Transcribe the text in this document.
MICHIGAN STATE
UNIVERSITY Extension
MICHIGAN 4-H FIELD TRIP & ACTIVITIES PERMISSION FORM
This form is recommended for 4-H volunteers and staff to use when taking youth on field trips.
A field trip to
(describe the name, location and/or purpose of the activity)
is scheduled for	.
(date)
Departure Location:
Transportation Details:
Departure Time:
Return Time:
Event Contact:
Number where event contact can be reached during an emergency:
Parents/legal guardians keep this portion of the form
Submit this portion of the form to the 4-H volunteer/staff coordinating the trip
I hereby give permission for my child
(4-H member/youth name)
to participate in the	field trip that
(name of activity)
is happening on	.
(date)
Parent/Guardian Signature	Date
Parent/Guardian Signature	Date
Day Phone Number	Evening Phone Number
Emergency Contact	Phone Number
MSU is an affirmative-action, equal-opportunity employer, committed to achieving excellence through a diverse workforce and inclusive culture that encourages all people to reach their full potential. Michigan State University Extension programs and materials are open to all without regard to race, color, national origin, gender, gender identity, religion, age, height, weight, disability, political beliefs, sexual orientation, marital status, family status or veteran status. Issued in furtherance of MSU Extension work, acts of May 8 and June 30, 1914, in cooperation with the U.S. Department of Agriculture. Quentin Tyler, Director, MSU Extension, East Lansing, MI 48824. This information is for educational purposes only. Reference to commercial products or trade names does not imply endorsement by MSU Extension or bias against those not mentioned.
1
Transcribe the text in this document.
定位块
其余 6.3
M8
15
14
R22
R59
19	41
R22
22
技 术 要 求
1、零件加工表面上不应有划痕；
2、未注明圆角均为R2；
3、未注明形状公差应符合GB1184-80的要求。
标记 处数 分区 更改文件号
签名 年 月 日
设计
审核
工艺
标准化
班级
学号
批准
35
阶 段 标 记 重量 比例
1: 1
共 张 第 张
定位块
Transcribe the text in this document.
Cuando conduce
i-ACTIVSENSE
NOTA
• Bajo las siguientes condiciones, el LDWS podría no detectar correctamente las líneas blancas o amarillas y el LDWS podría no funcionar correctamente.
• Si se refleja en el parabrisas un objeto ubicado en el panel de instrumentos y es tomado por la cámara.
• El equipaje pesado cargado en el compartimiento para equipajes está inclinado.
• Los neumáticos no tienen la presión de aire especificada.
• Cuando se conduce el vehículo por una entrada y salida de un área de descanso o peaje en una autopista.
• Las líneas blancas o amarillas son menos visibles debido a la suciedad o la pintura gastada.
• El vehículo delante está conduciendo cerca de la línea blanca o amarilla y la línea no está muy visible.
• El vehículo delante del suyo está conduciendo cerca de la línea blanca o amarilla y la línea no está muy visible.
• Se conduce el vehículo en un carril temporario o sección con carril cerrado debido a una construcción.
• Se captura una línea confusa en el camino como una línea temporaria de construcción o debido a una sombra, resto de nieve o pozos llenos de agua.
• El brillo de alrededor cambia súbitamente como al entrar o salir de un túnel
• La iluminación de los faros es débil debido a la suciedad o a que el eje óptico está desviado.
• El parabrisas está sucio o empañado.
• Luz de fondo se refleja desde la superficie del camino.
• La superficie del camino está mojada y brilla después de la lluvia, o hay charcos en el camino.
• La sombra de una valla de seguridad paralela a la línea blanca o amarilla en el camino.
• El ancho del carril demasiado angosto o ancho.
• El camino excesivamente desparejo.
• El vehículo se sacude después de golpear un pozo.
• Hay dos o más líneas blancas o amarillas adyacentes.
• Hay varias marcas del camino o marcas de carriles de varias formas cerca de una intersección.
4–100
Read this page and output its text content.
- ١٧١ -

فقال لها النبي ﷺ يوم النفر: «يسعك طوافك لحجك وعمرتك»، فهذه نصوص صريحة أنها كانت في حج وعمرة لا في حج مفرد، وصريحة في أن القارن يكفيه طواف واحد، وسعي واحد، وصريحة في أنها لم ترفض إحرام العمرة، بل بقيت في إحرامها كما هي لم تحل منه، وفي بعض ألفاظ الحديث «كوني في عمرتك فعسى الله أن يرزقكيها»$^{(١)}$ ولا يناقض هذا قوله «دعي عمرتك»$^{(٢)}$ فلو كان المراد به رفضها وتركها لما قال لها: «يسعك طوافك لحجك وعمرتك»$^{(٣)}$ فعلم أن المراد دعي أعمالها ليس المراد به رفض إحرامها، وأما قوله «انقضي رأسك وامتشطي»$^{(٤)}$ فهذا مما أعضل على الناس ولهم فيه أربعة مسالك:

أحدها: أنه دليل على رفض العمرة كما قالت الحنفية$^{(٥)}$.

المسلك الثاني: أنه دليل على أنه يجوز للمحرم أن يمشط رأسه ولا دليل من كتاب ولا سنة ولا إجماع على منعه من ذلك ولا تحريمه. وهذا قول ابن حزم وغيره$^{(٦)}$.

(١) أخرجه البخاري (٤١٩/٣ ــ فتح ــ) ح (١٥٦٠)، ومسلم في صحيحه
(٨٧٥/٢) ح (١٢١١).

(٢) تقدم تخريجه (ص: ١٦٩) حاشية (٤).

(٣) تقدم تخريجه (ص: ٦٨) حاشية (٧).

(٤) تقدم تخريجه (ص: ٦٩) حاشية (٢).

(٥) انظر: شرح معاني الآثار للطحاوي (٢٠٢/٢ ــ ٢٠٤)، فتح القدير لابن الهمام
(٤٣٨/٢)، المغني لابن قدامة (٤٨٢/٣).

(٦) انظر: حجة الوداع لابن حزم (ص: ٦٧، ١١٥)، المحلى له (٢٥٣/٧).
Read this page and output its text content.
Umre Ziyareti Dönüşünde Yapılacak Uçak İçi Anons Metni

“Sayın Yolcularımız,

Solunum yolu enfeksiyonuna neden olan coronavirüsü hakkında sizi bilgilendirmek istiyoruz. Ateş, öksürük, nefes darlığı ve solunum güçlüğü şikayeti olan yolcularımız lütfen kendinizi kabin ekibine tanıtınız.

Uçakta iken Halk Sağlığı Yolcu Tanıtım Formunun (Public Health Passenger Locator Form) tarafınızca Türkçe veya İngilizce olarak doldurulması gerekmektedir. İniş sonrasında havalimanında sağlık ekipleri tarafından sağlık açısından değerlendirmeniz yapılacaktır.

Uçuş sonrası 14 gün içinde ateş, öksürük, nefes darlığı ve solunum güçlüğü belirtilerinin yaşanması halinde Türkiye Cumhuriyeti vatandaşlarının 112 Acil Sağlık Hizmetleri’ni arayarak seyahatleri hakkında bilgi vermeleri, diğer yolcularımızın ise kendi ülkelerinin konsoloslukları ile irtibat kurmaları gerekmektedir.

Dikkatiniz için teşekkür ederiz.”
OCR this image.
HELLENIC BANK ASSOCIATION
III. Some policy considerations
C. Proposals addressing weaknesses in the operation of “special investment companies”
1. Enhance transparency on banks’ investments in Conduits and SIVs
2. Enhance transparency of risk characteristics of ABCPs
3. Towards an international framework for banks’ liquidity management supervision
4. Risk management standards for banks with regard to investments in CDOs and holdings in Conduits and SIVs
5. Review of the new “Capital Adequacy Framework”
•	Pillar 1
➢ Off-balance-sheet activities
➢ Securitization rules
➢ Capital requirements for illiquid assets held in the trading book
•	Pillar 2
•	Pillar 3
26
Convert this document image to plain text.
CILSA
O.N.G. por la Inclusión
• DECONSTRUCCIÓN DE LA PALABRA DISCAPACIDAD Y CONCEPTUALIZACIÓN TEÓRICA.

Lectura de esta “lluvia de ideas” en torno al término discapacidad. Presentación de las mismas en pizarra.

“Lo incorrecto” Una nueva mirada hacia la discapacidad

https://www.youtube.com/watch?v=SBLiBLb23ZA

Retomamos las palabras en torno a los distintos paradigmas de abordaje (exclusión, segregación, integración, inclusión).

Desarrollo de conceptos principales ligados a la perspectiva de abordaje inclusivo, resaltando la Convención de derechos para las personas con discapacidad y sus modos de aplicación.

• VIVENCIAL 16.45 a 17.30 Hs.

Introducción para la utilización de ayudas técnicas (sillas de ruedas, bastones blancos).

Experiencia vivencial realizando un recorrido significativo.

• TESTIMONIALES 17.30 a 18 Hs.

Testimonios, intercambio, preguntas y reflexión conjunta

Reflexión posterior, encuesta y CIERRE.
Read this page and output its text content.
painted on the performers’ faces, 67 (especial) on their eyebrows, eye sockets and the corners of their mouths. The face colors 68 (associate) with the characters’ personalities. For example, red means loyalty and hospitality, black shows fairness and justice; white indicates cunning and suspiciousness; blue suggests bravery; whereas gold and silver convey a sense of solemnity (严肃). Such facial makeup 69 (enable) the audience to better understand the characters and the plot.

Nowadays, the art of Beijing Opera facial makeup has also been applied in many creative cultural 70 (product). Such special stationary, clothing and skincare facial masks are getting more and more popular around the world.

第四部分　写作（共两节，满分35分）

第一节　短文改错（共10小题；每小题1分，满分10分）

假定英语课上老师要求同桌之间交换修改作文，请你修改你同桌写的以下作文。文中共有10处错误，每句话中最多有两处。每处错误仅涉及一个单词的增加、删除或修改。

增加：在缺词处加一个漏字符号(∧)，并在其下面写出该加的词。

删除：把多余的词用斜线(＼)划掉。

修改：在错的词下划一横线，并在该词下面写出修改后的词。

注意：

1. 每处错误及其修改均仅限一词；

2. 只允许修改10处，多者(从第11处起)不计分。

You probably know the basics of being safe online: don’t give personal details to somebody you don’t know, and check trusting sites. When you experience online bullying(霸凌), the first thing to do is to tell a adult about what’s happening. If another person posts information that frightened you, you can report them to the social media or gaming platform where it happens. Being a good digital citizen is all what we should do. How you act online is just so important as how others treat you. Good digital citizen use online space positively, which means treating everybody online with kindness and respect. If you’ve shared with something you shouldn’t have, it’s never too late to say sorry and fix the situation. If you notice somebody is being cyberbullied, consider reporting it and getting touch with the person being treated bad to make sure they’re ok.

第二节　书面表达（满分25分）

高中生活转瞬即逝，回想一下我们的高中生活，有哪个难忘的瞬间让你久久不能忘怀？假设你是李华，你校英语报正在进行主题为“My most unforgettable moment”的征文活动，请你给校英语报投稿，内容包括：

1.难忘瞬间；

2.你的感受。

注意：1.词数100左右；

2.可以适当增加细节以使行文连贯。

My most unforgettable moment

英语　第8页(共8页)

===============

• [Exercise task]:
Your task is to report how many lines of the material include the string "blancas". Give the number and no other words.

• [Problem solution]:
3